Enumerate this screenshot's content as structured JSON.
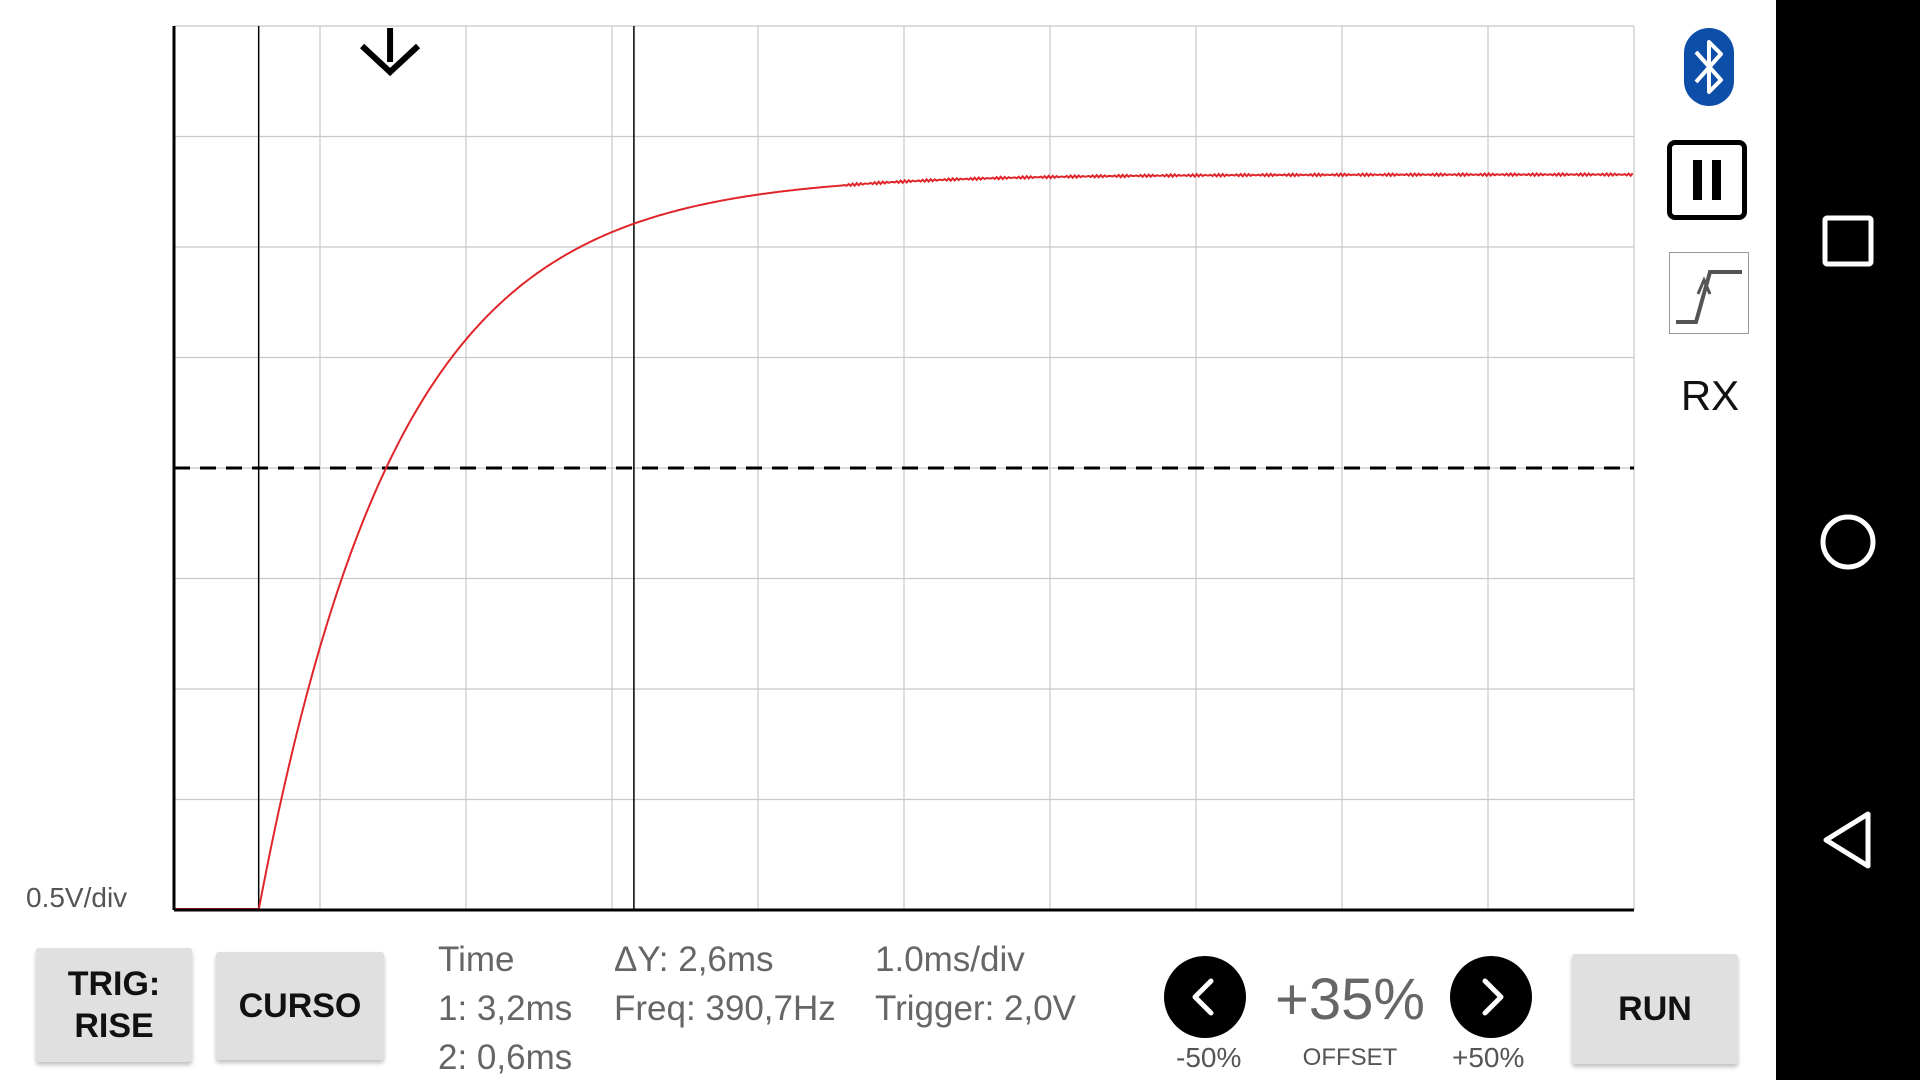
{
  "scope": {
    "volts_per_div_label": "0.5V/div",
    "grid": {
      "x_divisions": 10,
      "y_divisions": 8
    },
    "trigger_level_fraction_of_height": 0.5,
    "cursor_1_fraction": 0.058,
    "cursor_2_fraction": 0.315,
    "trigger_marker_fraction": 0.148,
    "trace_color": "#e0262a",
    "trace": {
      "start_fraction": 0.058,
      "time_constant_fraction": 0.095,
      "final_level_fraction": 0.832
    }
  },
  "buttons": {
    "trig_line1": "TRIG:",
    "trig_line2": "RISE",
    "cursor": "CURSO",
    "run": "RUN"
  },
  "readout": {
    "time_header": "Time",
    "cursor1": "1: 3,2ms",
    "cursor2": "2: 0,6ms",
    "delta_y": "ΔY: 2,6ms",
    "frequency": "Freq: 390,7Hz",
    "timebase": "1.0ms/div",
    "trigger": "Trigger: 2,0V"
  },
  "offset": {
    "value": "+35%",
    "label": "OFFSET",
    "minus_label": "-50%",
    "plus_label": "+50%"
  },
  "side_panel": {
    "rx_label": "RX",
    "bluetooth_color": "#0d4fa8"
  },
  "icons": [
    "bluetooth-icon",
    "pause-icon",
    "trigger-rise-icon",
    "recents-icon",
    "home-icon",
    "back-icon",
    "chevron-left-icon",
    "chevron-right-icon",
    "trigger-arrow-icon"
  ]
}
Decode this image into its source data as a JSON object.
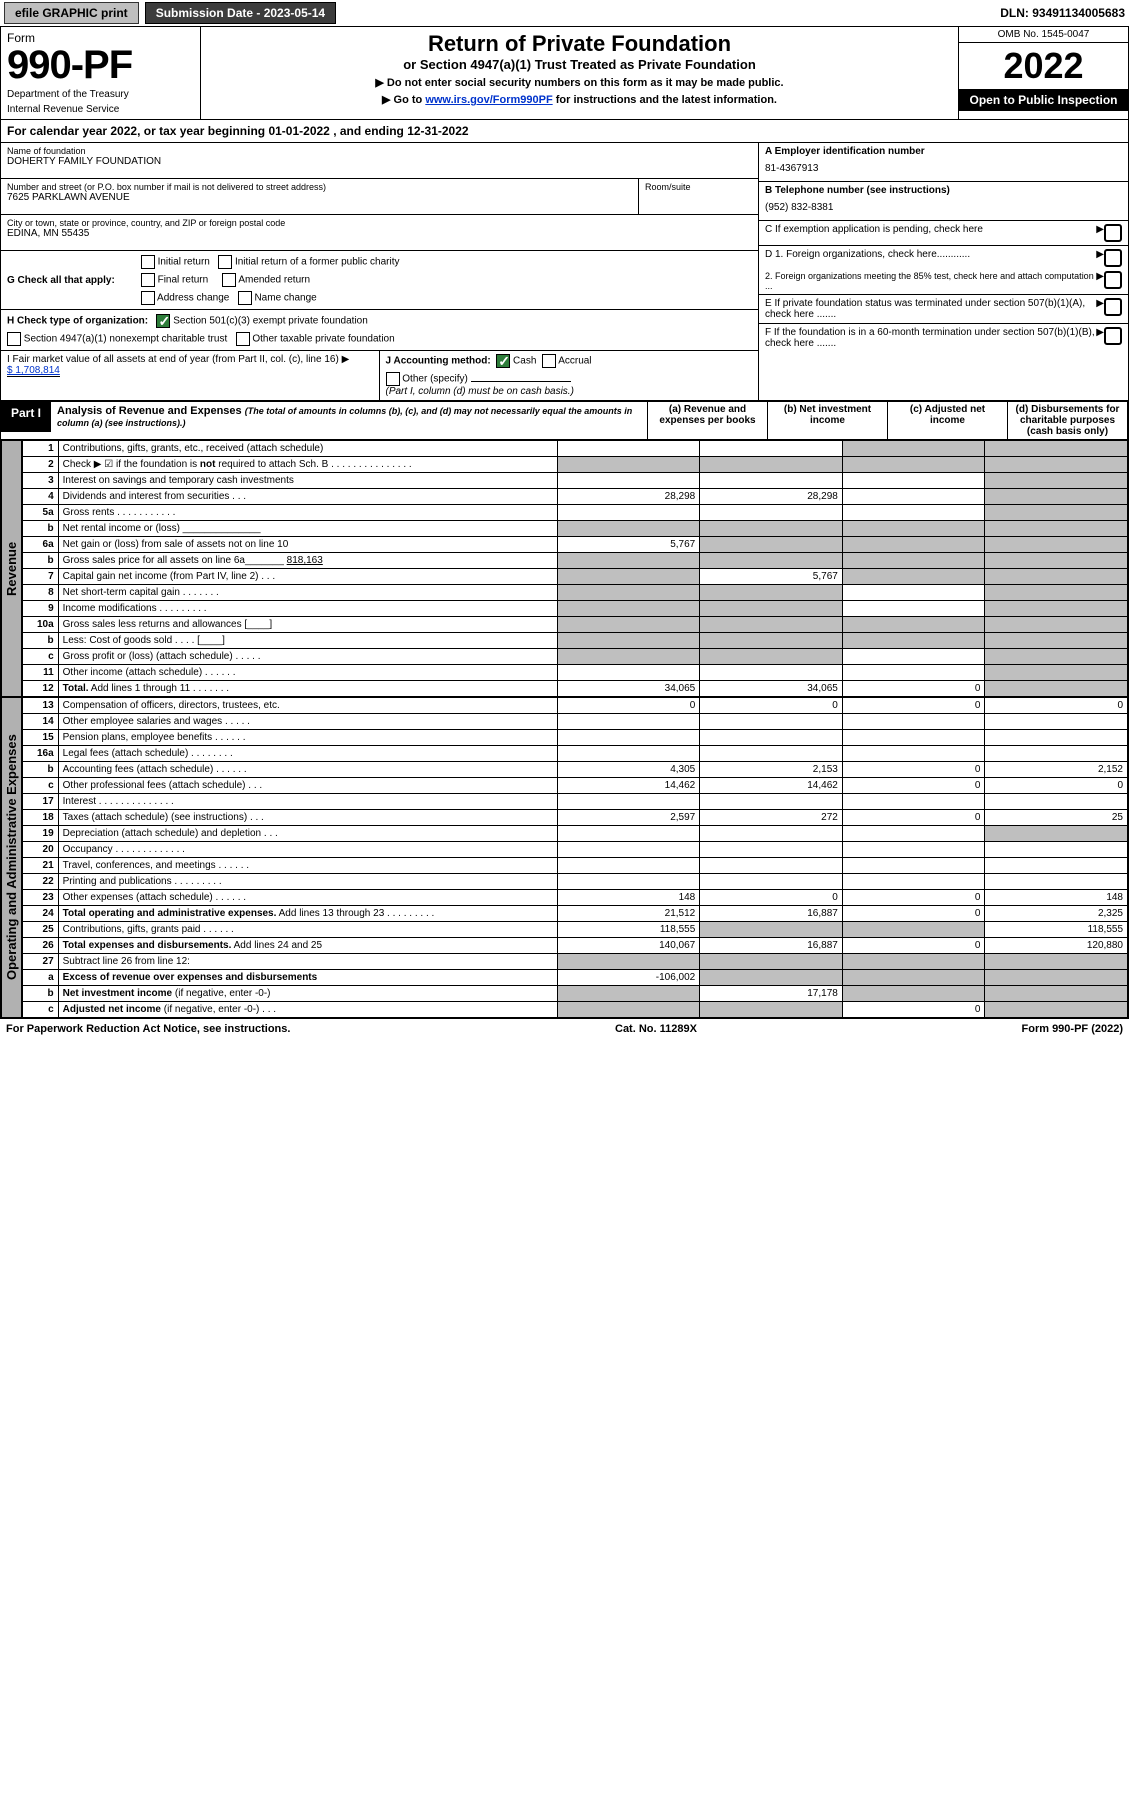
{
  "topbar": {
    "efile": "efile GRAPHIC print",
    "submission_label": "Submission Date - 2023-05-14",
    "dln_label": "DLN: 93491134005683"
  },
  "header": {
    "form_label": "Form",
    "form_number": "990-PF",
    "dept": "Department of the Treasury",
    "irs": "Internal Revenue Service",
    "title": "Return of Private Foundation",
    "subtitle": "or Section 4947(a)(1) Trust Treated as Private Foundation",
    "note1": "▶ Do not enter social security numbers on this form as it may be made public.",
    "note2_prefix": "▶ Go to ",
    "note2_link": "www.irs.gov/Form990PF",
    "note2_suffix": " for instructions and the latest information.",
    "omb": "OMB No. 1545-0047",
    "year": "2022",
    "open": "Open to Public Inspection"
  },
  "calendar": {
    "prefix": "For calendar year 2022, or tax year beginning ",
    "begin": "01-01-2022",
    "mid": " , and ending ",
    "end": "12-31-2022"
  },
  "name_block": {
    "name_label": "Name of foundation",
    "name": "DOHERTY FAMILY FOUNDATION",
    "addr_label": "Number and street (or P.O. box number if mail is not delivered to street address)",
    "addr": "7625 PARKLAWN AVENUE",
    "room_label": "Room/suite",
    "city_label": "City or town, state or province, country, and ZIP or foreign postal code",
    "city": "EDINA, MN  55435"
  },
  "right_block": {
    "a_label": "A Employer identification number",
    "a_val": "81-4367913",
    "b_label": "B Telephone number (see instructions)",
    "b_val": "(952) 832-8381",
    "c_label": "C If exemption application is pending, check here",
    "d1": "D 1. Foreign organizations, check here............",
    "d2": "2. Foreign organizations meeting the 85% test, check here and attach computation ...",
    "e": "E  If private foundation status was terminated under section 507(b)(1)(A), check here .......",
    "f": "F  If the foundation is in a 60-month termination under section 507(b)(1)(B), check here .......",
    "arrow": "▶"
  },
  "g": {
    "label": "G Check all that apply:",
    "opts": [
      "Initial return",
      "Initial return of a former public charity",
      "Final return",
      "Amended return",
      "Address change",
      "Name change"
    ]
  },
  "h": {
    "label": "H Check type of organization:",
    "opt1": "Section 501(c)(3) exempt private foundation",
    "opt2": "Section 4947(a)(1) nonexempt charitable trust",
    "opt3": "Other taxable private foundation"
  },
  "i": {
    "label": "I Fair market value of all assets at end of year (from Part II, col. (c), line 16) ▶",
    "val": "$  1,708,814"
  },
  "j": {
    "label": "J Accounting method:",
    "cash": "Cash",
    "accrual": "Accrual",
    "other": "Other (specify)",
    "note": "(Part I, column (d) must be on cash basis.)"
  },
  "part1": {
    "tag": "Part I",
    "title": "Analysis of Revenue and Expenses",
    "title_note": "(The total of amounts in columns (b), (c), and (d) may not necessarily equal the amounts in column (a) (see instructions).)",
    "col_a": "(a)   Revenue and expenses per books",
    "col_b": "(b)   Net investment income",
    "col_c": "(c)   Adjusted net income",
    "col_d": "(d)  Disbursements for charitable purposes (cash basis only)"
  },
  "side_labels": {
    "revenue": "Revenue",
    "opex": "Operating and Administrative Expenses"
  },
  "rows": [
    {
      "n": "1",
      "label": "Contributions, gifts, grants, etc., received (attach schedule)",
      "a": "",
      "b": "",
      "c": "shade",
      "d": "shade"
    },
    {
      "n": "2",
      "label": "Check ▶ ☑ if the foundation is <b>not</b> required to attach Sch. B   .   .   .   .   .   .   .   .   .   .   .   .   .   .   .",
      "a": "shade",
      "b": "shade",
      "c": "shade",
      "d": "shade"
    },
    {
      "n": "3",
      "label": "Interest on savings and temporary cash investments",
      "a": "",
      "b": "",
      "c": "",
      "d": "shade"
    },
    {
      "n": "4",
      "label": "Dividends and interest from securities   .   .   .",
      "a": "28,298",
      "b": "28,298",
      "c": "",
      "d": "shade"
    },
    {
      "n": "5a",
      "label": "Gross rents   .   .   .   .   .   .   .   .   .   .   .",
      "a": "",
      "b": "",
      "c": "",
      "d": "shade"
    },
    {
      "n": "b",
      "label": "Net rental income or (loss)   ______________",
      "a": "shade",
      "b": "shade",
      "c": "shade",
      "d": "shade"
    },
    {
      "n": "6a",
      "label": "Net gain or (loss) from sale of assets not on line 10",
      "a": "5,767",
      "b": "shade",
      "c": "shade",
      "d": "shade"
    },
    {
      "n": "b",
      "label": "Gross sales price for all assets on line 6a_______ <u>818,163</u>",
      "a": "shade",
      "b": "shade",
      "c": "shade",
      "d": "shade"
    },
    {
      "n": "7",
      "label": "Capital gain net income (from Part IV, line 2)   .   .   .",
      "a": "shade",
      "b": "5,767",
      "c": "shade",
      "d": "shade"
    },
    {
      "n": "8",
      "label": "Net short-term capital gain   .   .   .   .   .   .   .",
      "a": "shade",
      "b": "shade",
      "c": "",
      "d": "shade"
    },
    {
      "n": "9",
      "label": "Income modifications  .   .   .   .   .   .   .   .   .",
      "a": "shade",
      "b": "shade",
      "c": "",
      "d": "shade"
    },
    {
      "n": "10a",
      "label": "Gross sales less returns and allowances  [____]",
      "a": "shade",
      "b": "shade",
      "c": "shade",
      "d": "shade"
    },
    {
      "n": "b",
      "label": "Less: Cost of goods sold   .   .   .   .   [____]",
      "a": "shade",
      "b": "shade",
      "c": "shade",
      "d": "shade"
    },
    {
      "n": "c",
      "label": "Gross profit or (loss) (attach schedule)   .   .   .   .   .",
      "a": "shade",
      "b": "shade",
      "c": "",
      "d": "shade"
    },
    {
      "n": "11",
      "label": "Other income (attach schedule)   .   .   .   .   .   .",
      "a": "",
      "b": "",
      "c": "",
      "d": "shade"
    },
    {
      "n": "12",
      "label": "<b>Total.</b> Add lines 1 through 11   .   .   .   .   .   .   .",
      "a": "34,065",
      "b": "34,065",
      "c": "0",
      "d": "shade"
    }
  ],
  "oprows": [
    {
      "n": "13",
      "label": "Compensation of officers, directors, trustees, etc.",
      "a": "0",
      "b": "0",
      "c": "0",
      "d": "0"
    },
    {
      "n": "14",
      "label": "Other employee salaries and wages   .   .   .   .   .",
      "a": "",
      "b": "",
      "c": "",
      "d": ""
    },
    {
      "n": "15",
      "label": "Pension plans, employee benefits   .   .   .   .   .   .",
      "a": "",
      "b": "",
      "c": "",
      "d": ""
    },
    {
      "n": "16a",
      "label": "Legal fees (attach schedule)  .   .   .   .   .   .   .   .",
      "a": "",
      "b": "",
      "c": "",
      "d": ""
    },
    {
      "n": "b",
      "label": "Accounting fees (attach schedule)  .   .   .   .   .   .",
      "a": "4,305",
      "b": "2,153",
      "c": "0",
      "d": "2,152"
    },
    {
      "n": "c",
      "label": "Other professional fees (attach schedule)   .   .   .",
      "a": "14,462",
      "b": "14,462",
      "c": "0",
      "d": "0"
    },
    {
      "n": "17",
      "label": "Interest  .   .   .   .   .   .   .   .   .   .   .   .   .   .",
      "a": "",
      "b": "",
      "c": "",
      "d": ""
    },
    {
      "n": "18",
      "label": "Taxes (attach schedule) (see instructions)   .   .   .",
      "a": "2,597",
      "b": "272",
      "c": "0",
      "d": "25"
    },
    {
      "n": "19",
      "label": "Depreciation (attach schedule) and depletion   .   .   .",
      "a": "",
      "b": "",
      "c": "",
      "d": "shade"
    },
    {
      "n": "20",
      "label": "Occupancy  .   .   .   .   .   .   .   .   .   .   .   .   .",
      "a": "",
      "b": "",
      "c": "",
      "d": ""
    },
    {
      "n": "21",
      "label": "Travel, conferences, and meetings  .   .   .   .   .   .",
      "a": "",
      "b": "",
      "c": "",
      "d": ""
    },
    {
      "n": "22",
      "label": "Printing and publications  .   .   .   .   .   .   .   .   .",
      "a": "",
      "b": "",
      "c": "",
      "d": ""
    },
    {
      "n": "23",
      "label": "Other expenses (attach schedule)  .   .   .   .   .   .",
      "a": "148",
      "b": "0",
      "c": "0",
      "d": "148"
    },
    {
      "n": "24",
      "label": "<b>Total operating and administrative expenses.</b> Add lines 13 through 23   .   .   .   .   .   .   .   .   .",
      "a": "21,512",
      "b": "16,887",
      "c": "0",
      "d": "2,325"
    },
    {
      "n": "25",
      "label": "Contributions, gifts, grants paid   .   .   .   .   .   .",
      "a": "118,555",
      "b": "shade",
      "c": "shade",
      "d": "118,555"
    },
    {
      "n": "26",
      "label": "<b>Total expenses and disbursements.</b> Add lines 24 and 25",
      "a": "140,067",
      "b": "16,887",
      "c": "0",
      "d": "120,880"
    },
    {
      "n": "27",
      "label": "Subtract line 26 from line 12:",
      "a": "shade",
      "b": "shade",
      "c": "shade",
      "d": "shade"
    },
    {
      "n": "a",
      "label": "<b>Excess of revenue over expenses and disbursements</b>",
      "a": "-106,002",
      "b": "shade",
      "c": "shade",
      "d": "shade"
    },
    {
      "n": "b",
      "label": "<b>Net investment income</b> (if negative, enter -0-)",
      "a": "shade",
      "b": "17,178",
      "c": "shade",
      "d": "shade"
    },
    {
      "n": "c",
      "label": "<b>Adjusted net income</b> (if negative, enter -0-)   .   .   .",
      "a": "shade",
      "b": "shade",
      "c": "0",
      "d": "shade"
    }
  ],
  "footer": {
    "left": "For Paperwork Reduction Act Notice, see instructions.",
    "mid": "Cat. No. 11289X",
    "right": "Form 990-PF (2022)"
  },
  "colors": {
    "shade": "#bfbfbf",
    "black": "#000000",
    "link": "#0033cc",
    "check_green": "#2d7d3a"
  }
}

──────────

Given request: Going through the data above, count the lines where the string "Initial" appears, and answer with only that number.

Correct output: 2